_EXERCISE AIM_: Exact reproduction is required for all entries.

_MATERIAL FOR THE TASK_:
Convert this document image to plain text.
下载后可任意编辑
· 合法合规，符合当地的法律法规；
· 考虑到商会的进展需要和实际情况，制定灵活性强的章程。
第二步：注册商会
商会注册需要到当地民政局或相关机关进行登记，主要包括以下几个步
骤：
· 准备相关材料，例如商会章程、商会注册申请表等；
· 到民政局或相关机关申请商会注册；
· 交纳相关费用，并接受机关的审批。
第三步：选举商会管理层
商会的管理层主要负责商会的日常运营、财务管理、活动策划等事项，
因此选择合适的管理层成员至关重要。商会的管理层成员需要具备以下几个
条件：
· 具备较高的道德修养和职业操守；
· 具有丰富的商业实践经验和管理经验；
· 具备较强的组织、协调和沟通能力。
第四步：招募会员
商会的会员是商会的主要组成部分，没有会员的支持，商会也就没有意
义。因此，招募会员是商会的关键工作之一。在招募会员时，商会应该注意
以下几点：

_THE RESPONSE_:
Convert this document image to plain text.
下载后可任意编辑
· 合法合规，符合当地的法律法规；
· 考虑到商会的进展需要和实际情况，制定灵活性强的章程。
第二步：注册商会
商会注册需要到当地民政局或相关机关进行登记，主要包括以下几个步
骤：
· 准备相关材料，例如商会章程、商会注册申请表等；
· 到民政局或相关机关申请商会注册；
· 交纳相关费用，并接受机关的审批。
第三步：选举商会管理层
商会的管理层主要负责商会的日常运营、财务管理、活动策划等事项，
因此选择合适的管理层成员至关重要。商会的管理层成员需要具备以下几个
条件：
· 具备较高的道德修养和职业操守；
· 具有丰富的商业实践经验和管理经验；
· 具备较强的组织、协调和沟通能力。
第四步：招募会员
商会的会员是商会的主要组成部分，没有会员的支持，商会也就没有意
义。因此，招募会员是商会的关键工作之一。在招募会员时，商会应该注意
以下几点：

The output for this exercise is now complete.